TASK OBJECTIVE: Give the count of lines in the data that include "ETHUSDT", with no other words.
********************
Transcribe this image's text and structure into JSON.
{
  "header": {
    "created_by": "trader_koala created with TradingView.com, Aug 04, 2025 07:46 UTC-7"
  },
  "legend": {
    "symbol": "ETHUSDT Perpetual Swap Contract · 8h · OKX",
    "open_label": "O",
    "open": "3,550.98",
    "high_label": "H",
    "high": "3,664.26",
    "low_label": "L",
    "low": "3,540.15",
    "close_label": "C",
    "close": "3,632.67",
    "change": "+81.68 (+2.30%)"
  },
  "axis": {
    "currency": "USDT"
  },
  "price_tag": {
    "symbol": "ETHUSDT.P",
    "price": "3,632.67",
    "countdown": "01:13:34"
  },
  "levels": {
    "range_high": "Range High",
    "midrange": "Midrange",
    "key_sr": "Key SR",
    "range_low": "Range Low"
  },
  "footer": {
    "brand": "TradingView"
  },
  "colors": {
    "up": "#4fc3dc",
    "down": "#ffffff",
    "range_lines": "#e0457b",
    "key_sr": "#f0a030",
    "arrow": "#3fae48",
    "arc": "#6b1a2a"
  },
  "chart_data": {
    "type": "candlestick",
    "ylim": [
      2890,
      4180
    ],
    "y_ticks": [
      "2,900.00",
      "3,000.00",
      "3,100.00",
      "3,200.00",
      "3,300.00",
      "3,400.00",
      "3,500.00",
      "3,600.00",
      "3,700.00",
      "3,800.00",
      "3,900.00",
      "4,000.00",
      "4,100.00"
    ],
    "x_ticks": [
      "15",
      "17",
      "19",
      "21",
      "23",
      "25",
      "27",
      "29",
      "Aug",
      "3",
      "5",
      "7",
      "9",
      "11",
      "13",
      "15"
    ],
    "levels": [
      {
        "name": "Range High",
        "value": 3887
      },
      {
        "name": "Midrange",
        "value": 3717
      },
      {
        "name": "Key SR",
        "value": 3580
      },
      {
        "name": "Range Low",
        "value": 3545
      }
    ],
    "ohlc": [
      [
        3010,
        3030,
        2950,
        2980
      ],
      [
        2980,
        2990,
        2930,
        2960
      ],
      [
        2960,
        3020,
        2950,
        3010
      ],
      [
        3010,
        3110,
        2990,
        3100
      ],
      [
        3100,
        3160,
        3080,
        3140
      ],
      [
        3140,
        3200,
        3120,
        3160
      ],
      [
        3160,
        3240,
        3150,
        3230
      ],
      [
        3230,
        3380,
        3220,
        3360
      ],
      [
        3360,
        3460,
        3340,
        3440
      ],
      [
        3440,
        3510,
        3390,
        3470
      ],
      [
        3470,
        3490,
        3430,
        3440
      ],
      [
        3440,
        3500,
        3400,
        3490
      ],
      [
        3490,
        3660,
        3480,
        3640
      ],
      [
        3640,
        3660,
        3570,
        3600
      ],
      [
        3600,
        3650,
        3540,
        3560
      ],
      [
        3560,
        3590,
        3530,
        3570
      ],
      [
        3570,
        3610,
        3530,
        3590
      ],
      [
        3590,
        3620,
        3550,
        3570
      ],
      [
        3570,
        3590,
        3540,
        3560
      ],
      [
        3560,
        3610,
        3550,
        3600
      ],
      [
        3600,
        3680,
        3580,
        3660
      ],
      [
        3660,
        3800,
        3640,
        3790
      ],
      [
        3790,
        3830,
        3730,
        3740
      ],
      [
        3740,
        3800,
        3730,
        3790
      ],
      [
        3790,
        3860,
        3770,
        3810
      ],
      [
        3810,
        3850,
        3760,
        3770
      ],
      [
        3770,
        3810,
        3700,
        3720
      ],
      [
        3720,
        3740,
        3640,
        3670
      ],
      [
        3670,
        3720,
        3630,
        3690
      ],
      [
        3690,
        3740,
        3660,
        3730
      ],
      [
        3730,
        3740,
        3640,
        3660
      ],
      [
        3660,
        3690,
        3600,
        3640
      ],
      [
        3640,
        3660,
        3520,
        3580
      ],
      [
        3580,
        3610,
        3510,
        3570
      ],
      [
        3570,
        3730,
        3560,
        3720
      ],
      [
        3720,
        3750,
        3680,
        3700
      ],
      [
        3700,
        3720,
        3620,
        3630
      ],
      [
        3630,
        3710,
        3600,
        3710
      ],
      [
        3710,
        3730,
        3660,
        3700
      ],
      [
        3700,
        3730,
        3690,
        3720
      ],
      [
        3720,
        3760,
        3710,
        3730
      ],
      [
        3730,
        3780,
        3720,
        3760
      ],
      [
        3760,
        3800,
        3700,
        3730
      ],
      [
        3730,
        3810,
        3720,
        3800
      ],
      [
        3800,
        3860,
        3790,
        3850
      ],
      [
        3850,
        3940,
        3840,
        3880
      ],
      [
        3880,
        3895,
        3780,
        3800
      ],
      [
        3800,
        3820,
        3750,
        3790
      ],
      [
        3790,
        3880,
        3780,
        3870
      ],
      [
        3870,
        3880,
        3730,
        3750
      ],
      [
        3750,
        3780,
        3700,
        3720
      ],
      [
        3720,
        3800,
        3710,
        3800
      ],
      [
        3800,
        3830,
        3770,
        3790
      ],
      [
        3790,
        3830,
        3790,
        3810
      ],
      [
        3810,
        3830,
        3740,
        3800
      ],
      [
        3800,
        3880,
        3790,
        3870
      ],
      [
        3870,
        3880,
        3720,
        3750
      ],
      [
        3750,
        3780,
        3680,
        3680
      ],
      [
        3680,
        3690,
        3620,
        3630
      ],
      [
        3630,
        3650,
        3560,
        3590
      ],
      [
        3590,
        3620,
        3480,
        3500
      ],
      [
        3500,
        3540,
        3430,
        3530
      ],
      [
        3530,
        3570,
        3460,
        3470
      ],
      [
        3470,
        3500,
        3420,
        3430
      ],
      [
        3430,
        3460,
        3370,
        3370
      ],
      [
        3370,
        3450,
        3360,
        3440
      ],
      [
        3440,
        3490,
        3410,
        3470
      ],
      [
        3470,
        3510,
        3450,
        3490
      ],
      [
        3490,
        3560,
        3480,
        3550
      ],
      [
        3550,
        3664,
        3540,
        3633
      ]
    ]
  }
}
********************
EXERCISE SOLUTION: 2